> **TASK OBJECTIVE**
From the entries below, copy out every line with "Contacts" in it.

--- SUPPLIED RECORDS ---

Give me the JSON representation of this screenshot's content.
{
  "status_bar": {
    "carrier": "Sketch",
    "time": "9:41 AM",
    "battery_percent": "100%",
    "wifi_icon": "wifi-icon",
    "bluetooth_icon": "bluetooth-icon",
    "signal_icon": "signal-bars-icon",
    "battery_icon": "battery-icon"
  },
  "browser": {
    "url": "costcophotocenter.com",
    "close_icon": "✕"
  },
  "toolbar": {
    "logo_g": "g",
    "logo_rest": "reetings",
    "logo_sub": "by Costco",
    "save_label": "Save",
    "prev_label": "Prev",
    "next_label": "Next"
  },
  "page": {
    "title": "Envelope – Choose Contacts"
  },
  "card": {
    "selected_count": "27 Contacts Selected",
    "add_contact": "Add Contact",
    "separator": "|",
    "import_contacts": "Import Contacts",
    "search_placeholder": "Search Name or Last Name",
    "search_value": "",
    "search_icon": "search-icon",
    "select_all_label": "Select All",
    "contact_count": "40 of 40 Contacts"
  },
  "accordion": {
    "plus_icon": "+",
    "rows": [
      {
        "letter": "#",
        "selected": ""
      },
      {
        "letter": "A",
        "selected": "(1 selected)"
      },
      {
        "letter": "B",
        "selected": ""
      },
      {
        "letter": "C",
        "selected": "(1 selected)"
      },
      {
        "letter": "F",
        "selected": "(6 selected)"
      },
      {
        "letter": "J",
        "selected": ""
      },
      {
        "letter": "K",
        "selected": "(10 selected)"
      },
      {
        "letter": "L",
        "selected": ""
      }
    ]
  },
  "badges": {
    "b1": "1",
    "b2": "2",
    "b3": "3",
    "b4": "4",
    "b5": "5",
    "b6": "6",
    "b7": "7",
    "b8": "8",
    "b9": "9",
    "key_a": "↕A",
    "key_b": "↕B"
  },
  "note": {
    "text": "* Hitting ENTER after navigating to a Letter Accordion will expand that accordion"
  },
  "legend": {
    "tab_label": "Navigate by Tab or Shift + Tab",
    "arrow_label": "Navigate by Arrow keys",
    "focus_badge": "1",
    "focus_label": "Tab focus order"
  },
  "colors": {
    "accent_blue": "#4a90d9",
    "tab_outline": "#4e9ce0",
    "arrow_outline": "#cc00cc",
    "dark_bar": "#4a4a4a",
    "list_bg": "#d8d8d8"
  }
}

---
--- SUPPLIED RECORDS ---

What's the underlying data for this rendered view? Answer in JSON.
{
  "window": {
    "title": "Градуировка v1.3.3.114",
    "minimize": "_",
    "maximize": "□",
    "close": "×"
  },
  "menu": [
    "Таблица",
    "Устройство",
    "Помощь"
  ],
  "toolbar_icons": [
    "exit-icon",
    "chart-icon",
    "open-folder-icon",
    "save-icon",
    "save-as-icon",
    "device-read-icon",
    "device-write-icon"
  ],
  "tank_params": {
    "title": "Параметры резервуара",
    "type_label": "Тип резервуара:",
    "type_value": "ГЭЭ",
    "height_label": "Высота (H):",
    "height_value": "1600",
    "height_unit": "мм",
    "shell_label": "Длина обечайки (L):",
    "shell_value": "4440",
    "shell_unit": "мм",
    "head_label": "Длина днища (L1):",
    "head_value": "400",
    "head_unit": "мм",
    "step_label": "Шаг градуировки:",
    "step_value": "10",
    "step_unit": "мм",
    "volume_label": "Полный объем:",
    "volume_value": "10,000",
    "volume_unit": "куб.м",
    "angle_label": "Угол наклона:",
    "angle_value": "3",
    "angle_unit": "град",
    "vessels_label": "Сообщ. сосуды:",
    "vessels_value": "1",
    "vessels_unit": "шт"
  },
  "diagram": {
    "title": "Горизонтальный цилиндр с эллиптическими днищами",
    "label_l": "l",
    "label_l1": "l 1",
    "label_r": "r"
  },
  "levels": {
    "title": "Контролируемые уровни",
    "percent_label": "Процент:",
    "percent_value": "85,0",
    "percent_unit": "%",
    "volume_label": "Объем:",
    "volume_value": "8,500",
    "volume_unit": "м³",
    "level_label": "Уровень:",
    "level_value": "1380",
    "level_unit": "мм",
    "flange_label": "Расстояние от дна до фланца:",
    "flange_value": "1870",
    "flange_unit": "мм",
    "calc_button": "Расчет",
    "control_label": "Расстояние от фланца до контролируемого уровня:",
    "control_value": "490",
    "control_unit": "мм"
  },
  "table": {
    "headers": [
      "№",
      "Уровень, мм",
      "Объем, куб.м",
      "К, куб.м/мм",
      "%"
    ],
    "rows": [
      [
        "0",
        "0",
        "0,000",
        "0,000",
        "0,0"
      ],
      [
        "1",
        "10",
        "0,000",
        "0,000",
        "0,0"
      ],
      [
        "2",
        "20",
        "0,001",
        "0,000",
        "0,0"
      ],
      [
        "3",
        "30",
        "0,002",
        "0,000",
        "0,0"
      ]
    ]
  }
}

---

> **TASK SOLUTION**
    "title": "Envelope – Choose Contacts"
    "selected_count": "27 Contacts Selected",
    "import_contacts": "Import Contacts",
    "contact_count": "40 of 40 Contacts"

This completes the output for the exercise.